▶ _What the task asks_: Copy each line below exactly and leave the pictures out.

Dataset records
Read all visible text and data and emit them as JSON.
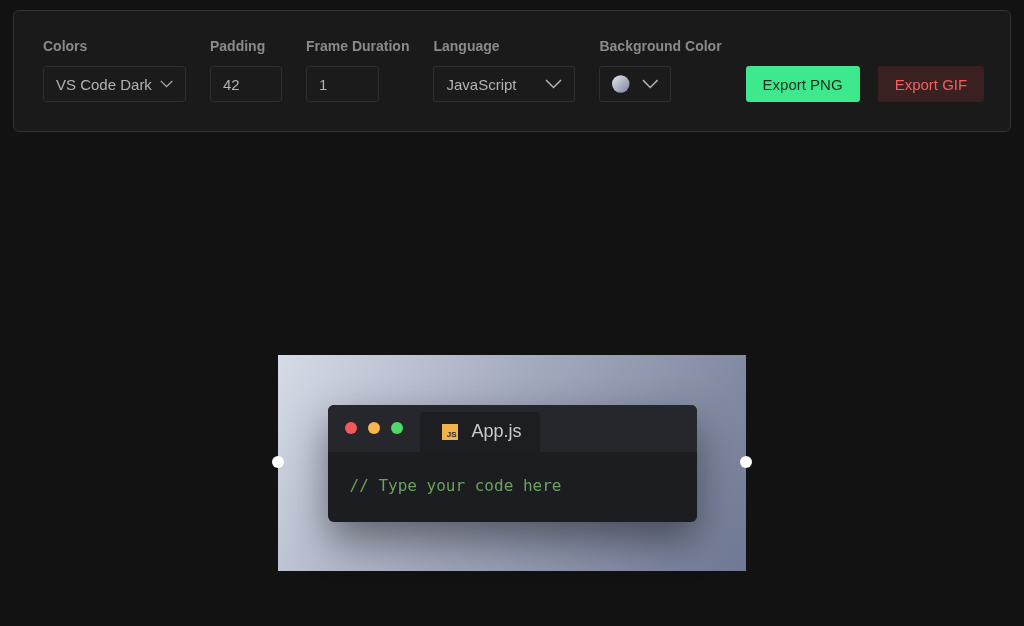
{
  "toolbar": {
    "fields": [
      {
        "kind": "dropdown",
        "label": "Colors",
        "value": "VS Code Dark"
      },
      {
        "kind": "input",
        "label": "Padding",
        "value": "42"
      },
      {
        "kind": "input",
        "label": "Frame Duration",
        "value": "1"
      },
      {
        "kind": "dropdown",
        "label": "Language",
        "value": "JavaScript"
      },
      {
        "kind": "color",
        "label": "Background Color"
      }
    ],
    "buttons": [
      {
        "kind": "primary",
        "label": "Export PNG"
      },
      {
        "kind": "danger",
        "label": "Export GIF"
      }
    ]
  },
  "preview": {
    "window": {
      "tab": {
        "icon_text": "JS",
        "title": "App.js"
      },
      "code": "// Type your code here"
    }
  }
}
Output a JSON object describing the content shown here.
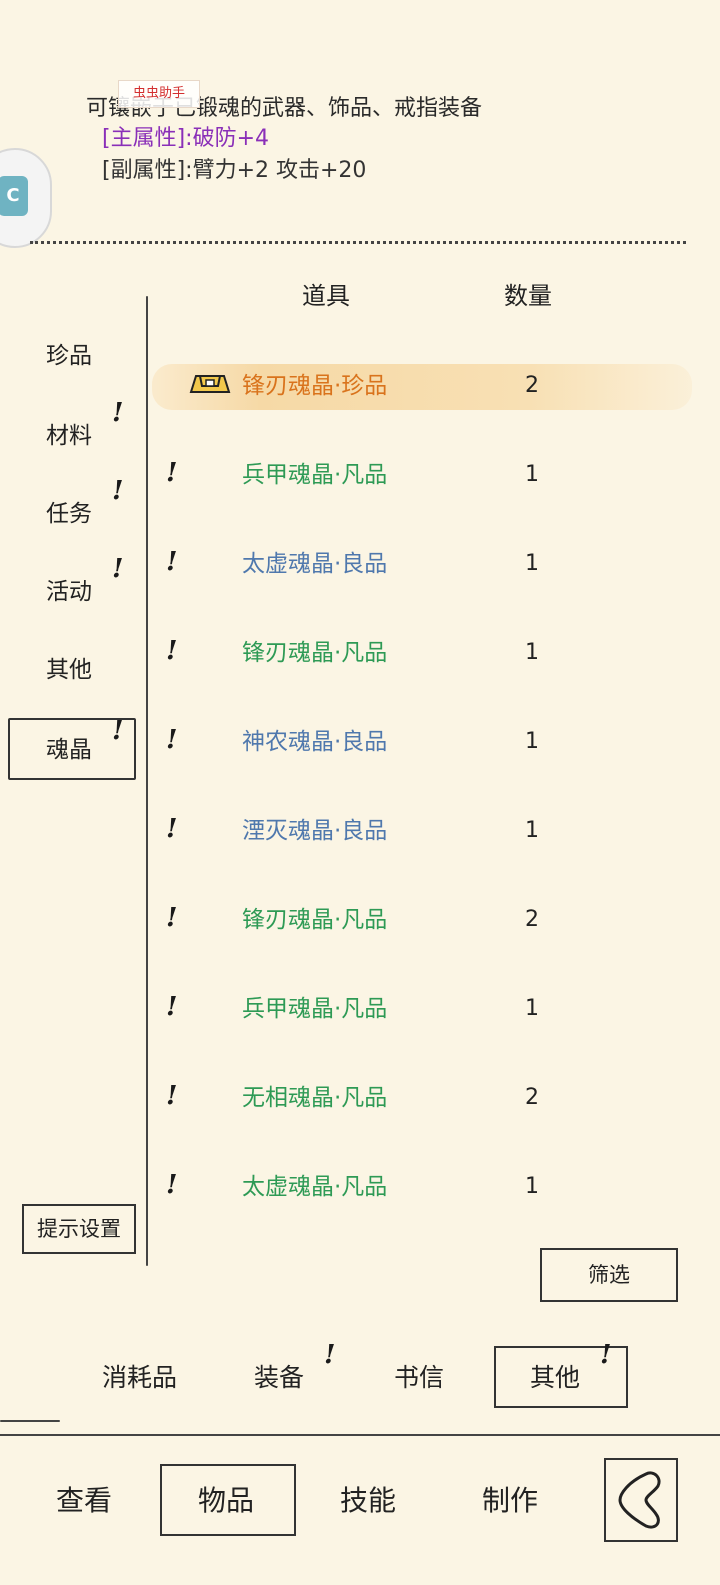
{
  "header": {
    "desc": "可镶嵌于已锻魂的武器、饰品、戒指装备",
    "main_attr": "[主属性]:破防+4",
    "sub_attr": "[副属性]:臂力+2 攻击+20",
    "watermark": "虫虫助手"
  },
  "columns": {
    "item": "道具",
    "qty": "数量"
  },
  "categories": [
    {
      "label": "珍品"
    },
    {
      "label": "材料"
    },
    {
      "label": "任务"
    },
    {
      "label": "活动"
    },
    {
      "label": "其他"
    },
    {
      "label": "魂晶"
    }
  ],
  "items": [
    {
      "name": "锋刃魂晶·珍品",
      "qty": "2",
      "quality": "rare"
    },
    {
      "name": "兵甲魂晶·凡品",
      "qty": "1",
      "quality": "common"
    },
    {
      "name": "太虚魂晶·良品",
      "qty": "1",
      "quality": "good"
    },
    {
      "name": "锋刃魂晶·凡品",
      "qty": "1",
      "quality": "common"
    },
    {
      "name": "神农魂晶·良品",
      "qty": "1",
      "quality": "good"
    },
    {
      "name": "湮灭魂晶·良品",
      "qty": "1",
      "quality": "good"
    },
    {
      "name": "锋刃魂晶·凡品",
      "qty": "2",
      "quality": "common"
    },
    {
      "name": "兵甲魂晶·凡品",
      "qty": "1",
      "quality": "common"
    },
    {
      "name": "无相魂晶·凡品",
      "qty": "2",
      "quality": "common"
    },
    {
      "name": "太虚魂晶·凡品",
      "qty": "1",
      "quality": "common"
    }
  ],
  "new_mark": "!",
  "buttons": {
    "tip_settings": "提示设置",
    "filter": "筛选"
  },
  "subtabs": [
    {
      "label": "消耗品"
    },
    {
      "label": "装备"
    },
    {
      "label": "书信"
    },
    {
      "label": "其他"
    }
  ],
  "maintabs": [
    {
      "label": "查看"
    },
    {
      "label": "物品"
    },
    {
      "label": "技能"
    },
    {
      "label": "制作"
    }
  ],
  "colors": {
    "rare": "#d9731c",
    "common": "#2e9a55",
    "good": "#4f78ad",
    "main_attr": "#8a2fb8"
  }
}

▶ _Solution to this task_:
Read all visible text and data and emit them as JSON.
{
  "toolbar": {
    "fields": [
      {
        "kind": "dropdown",
        "label": "Colors",
        "value": "VS Code Dark"
      },
      {
        "kind": "input",
        "label": "Padding",
        "value": "42"
      },
      {
        "kind": "input",
        "label": "Frame Duration",
        "value": "1"
      },
      {
        "kind": "dropdown",
        "label": "Language",
        "value": "JavaScript"
      },
      {
        "kind": "color",
        "label": "Background Color"
      }
    ],
    "buttons": [
      {
        "kind": "primary",
        "label": "Export PNG"
      },
      {
        "kind": "danger",
        "label": "Export GIF"
      }
    ]
  },
  "preview": {
    "window": {
      "tab": {
        "icon_text": "JS",
        "title": "App.js"
      },
      "code": "// Type your code here"
    }
  }
}
Output a JSON object describing the content shown here.
{
  "header": {
    "desc": "可镶嵌于已锻魂的武器、饰品、戒指装备",
    "main_attr": "[主属性]:破防+4",
    "sub_attr": "[副属性]:臂力+2 攻击+20",
    "watermark": "虫虫助手"
  },
  "columns": {
    "item": "道具",
    "qty": "数量"
  },
  "categories": [
    {
      "label": "珍品"
    },
    {
      "label": "材料"
    },
    {
      "label": "任务"
    },
    {
      "label": "活动"
    },
    {
      "label": "其他"
    },
    {
      "label": "魂晶"
    }
  ],
  "items": [
    {
      "name": "锋刃魂晶·珍品",
      "qty": "2",
      "quality": "rare"
    },
    {
      "name": "兵甲魂晶·凡品",
      "qty": "1",
      "quality": "common"
    },
    {
      "name": "太虚魂晶·良品",
      "qty": "1",
      "quality": "good"
    },
    {
      "name": "锋刃魂晶·凡品",
      "qty": "1",
      "quality": "common"
    },
    {
      "name": "神农魂晶·良品",
      "qty": "1",
      "quality": "good"
    },
    {
      "name": "湮灭魂晶·良品",
      "qty": "1",
      "quality": "good"
    },
    {
      "name": "锋刃魂晶·凡品",
      "qty": "2",
      "quality": "common"
    },
    {
      "name": "兵甲魂晶·凡品",
      "qty": "1",
      "quality": "common"
    },
    {
      "name": "无相魂晶·凡品",
      "qty": "2",
      "quality": "common"
    },
    {
      "name": "太虚魂晶·凡品",
      "qty": "1",
      "quality": "common"
    }
  ],
  "new_mark": "!",
  "buttons": {
    "tip_settings": "提示设置",
    "filter": "筛选"
  },
  "subtabs": [
    {
      "label": "消耗品"
    },
    {
      "label": "装备"
    },
    {
      "label": "书信"
    },
    {
      "label": "其他"
    }
  ],
  "maintabs": [
    {
      "label": "查看"
    },
    {
      "label": "物品"
    },
    {
      "label": "技能"
    },
    {
      "label": "制作"
    }
  ],
  "colors": {
    "rare": "#d9731c",
    "common": "#2e9a55",
    "good": "#4f78ad",
    "main_attr": "#8a2fb8"
  }
}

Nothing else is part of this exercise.